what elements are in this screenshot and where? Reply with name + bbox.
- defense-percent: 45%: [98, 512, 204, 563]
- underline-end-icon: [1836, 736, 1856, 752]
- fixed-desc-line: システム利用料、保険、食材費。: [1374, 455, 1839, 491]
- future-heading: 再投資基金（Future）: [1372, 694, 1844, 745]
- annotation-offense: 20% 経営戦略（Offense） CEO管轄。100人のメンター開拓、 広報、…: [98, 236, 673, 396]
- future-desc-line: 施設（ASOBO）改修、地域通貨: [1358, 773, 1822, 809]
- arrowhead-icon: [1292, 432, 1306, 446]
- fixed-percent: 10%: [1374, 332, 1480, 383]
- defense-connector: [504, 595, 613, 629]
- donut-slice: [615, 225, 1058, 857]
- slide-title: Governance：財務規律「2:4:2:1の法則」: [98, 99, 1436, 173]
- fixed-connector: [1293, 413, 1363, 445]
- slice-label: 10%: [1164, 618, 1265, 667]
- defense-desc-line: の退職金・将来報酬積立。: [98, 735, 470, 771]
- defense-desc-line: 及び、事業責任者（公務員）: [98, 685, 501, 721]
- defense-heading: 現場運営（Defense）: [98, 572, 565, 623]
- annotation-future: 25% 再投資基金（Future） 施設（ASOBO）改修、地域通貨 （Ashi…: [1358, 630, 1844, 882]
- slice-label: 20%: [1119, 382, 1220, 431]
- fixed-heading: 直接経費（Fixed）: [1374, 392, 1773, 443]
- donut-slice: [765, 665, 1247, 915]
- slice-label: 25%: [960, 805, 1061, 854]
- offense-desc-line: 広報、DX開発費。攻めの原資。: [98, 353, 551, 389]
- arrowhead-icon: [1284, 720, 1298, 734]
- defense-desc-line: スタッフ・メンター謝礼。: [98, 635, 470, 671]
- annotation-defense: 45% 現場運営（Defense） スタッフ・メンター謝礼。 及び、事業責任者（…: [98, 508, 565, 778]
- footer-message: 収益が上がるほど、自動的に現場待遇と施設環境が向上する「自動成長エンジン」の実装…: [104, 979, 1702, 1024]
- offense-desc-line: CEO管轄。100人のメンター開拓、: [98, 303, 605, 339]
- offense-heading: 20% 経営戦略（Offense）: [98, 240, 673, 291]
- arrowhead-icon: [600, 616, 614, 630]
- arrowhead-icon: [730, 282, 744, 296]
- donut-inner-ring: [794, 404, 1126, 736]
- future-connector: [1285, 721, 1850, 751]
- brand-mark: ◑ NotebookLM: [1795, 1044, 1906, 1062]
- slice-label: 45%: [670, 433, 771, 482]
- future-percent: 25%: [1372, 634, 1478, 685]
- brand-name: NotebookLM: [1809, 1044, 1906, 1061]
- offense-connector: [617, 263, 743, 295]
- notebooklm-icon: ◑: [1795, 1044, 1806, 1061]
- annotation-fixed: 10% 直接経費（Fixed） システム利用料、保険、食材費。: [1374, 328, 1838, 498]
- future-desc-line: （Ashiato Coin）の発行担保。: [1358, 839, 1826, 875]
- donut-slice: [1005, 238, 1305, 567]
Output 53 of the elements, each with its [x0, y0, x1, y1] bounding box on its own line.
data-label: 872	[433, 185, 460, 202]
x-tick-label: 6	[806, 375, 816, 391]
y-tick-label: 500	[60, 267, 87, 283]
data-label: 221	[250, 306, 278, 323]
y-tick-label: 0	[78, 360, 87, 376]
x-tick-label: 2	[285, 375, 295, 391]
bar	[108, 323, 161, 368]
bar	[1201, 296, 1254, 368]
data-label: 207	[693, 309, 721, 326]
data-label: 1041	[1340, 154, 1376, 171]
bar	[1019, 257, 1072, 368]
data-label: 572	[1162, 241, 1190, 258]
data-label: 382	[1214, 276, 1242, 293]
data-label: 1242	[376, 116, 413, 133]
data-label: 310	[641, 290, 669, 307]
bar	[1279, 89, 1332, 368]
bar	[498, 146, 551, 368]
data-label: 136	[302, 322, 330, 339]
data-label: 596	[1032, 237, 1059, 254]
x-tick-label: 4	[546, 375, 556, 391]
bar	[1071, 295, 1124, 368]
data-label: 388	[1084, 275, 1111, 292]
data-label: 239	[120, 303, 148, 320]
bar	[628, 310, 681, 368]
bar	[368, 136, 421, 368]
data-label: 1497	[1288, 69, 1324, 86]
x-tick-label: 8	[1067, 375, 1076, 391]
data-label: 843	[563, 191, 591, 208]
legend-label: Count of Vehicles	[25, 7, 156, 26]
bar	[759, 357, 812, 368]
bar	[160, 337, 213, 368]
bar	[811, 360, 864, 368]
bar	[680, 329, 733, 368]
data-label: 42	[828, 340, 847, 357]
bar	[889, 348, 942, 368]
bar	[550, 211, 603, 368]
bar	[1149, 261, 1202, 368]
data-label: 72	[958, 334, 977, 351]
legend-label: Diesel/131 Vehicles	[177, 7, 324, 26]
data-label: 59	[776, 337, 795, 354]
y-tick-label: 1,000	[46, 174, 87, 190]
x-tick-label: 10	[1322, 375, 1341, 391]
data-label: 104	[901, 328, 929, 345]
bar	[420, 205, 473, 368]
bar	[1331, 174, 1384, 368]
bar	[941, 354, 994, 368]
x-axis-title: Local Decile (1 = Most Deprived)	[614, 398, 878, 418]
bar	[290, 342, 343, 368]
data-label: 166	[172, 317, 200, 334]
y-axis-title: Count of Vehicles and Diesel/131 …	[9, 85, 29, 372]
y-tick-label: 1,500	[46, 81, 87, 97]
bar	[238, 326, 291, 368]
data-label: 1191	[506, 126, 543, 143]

===

● **Aim of the task**: Print the material above, from its first line through the line containing "- donut-slice: [1005, 238, 1305, 567]", with both of those lines included.

● **The answer**:
what elements are in this screenshot and where? Reply with name + bbox.
- defense-percent: 45%: [98, 512, 204, 563]
- underline-end-icon: [1836, 736, 1856, 752]
- fixed-desc-line: システム利用料、保険、食材費。: [1374, 455, 1839, 491]
- future-heading: 再投資基金（Future）: [1372, 694, 1844, 745]
- annotation-offense: 20% 経営戦略（Offense） CEO管轄。100人のメンター開拓、 広報、…: [98, 236, 673, 396]
- future-desc-line: 施設（ASOBO）改修、地域通貨: [1358, 773, 1822, 809]
- arrowhead-icon: [1292, 432, 1306, 446]
- fixed-percent: 10%: [1374, 332, 1480, 383]
- defense-connector: [504, 595, 613, 629]
- donut-slice: [615, 225, 1058, 857]
- slide-title: Governance：財務規律「2:4:2:1の法則」: [98, 99, 1436, 173]
- fixed-connector: [1293, 413, 1363, 445]
- slice-label: 10%: [1164, 618, 1265, 667]
- defense-desc-line: の退職金・将来報酬積立。: [98, 735, 470, 771]
- defense-desc-line: 及び、事業責任者（公務員）: [98, 685, 501, 721]
- defense-heading: 現場運営（Defense）: [98, 572, 565, 623]
- annotation-future: 25% 再投資基金（Future） 施設（ASOBO）改修、地域通貨 （Ashi…: [1358, 630, 1844, 882]
- slice-label: 20%: [1119, 382, 1220, 431]
- fixed-heading: 直接経費（Fixed）: [1374, 392, 1773, 443]
- donut-slice: [765, 665, 1247, 915]
- slice-label: 25%: [960, 805, 1061, 854]
- offense-desc-line: 広報、DX開発費。攻めの原資。: [98, 353, 551, 389]
- arrowhead-icon: [1284, 720, 1298, 734]
- defense-desc-line: スタッフ・メンター謝礼。: [98, 635, 470, 671]
- annotation-defense: 45% 現場運営（Defense） スタッフ・メンター謝礼。 及び、事業責任者（…: [98, 508, 565, 778]
- footer-message: 収益が上がるほど、自動的に現場待遇と施設環境が向上する「自動成長エンジン」の実装…: [104, 979, 1702, 1024]
- offense-desc-line: CEO管轄。100人のメンター開拓、: [98, 303, 605, 339]
- offense-heading: 20% 経営戦略（Offense）: [98, 240, 673, 291]
- arrowhead-icon: [600, 616, 614, 630]
- arrowhead-icon: [730, 282, 744, 296]
- donut-inner-ring: [794, 404, 1126, 736]
- future-connector: [1285, 721, 1850, 751]
- brand-mark: ◑ NotebookLM: [1795, 1044, 1906, 1062]
- slice-label: 45%: [670, 433, 771, 482]
- future-percent: 25%: [1372, 634, 1478, 685]
- brand-name: NotebookLM: [1809, 1044, 1906, 1061]
- offense-connector: [617, 263, 743, 295]
- notebooklm-icon: ◑: [1795, 1044, 1806, 1061]
- annotation-fixed: 10% 直接経費（Fixed） システム利用料、保険、食材費。: [1374, 328, 1838, 498]
- future-desc-line: （Ashiato Coin）の発行担保。: [1358, 839, 1826, 875]
- donut-slice: [1005, 238, 1305, 567]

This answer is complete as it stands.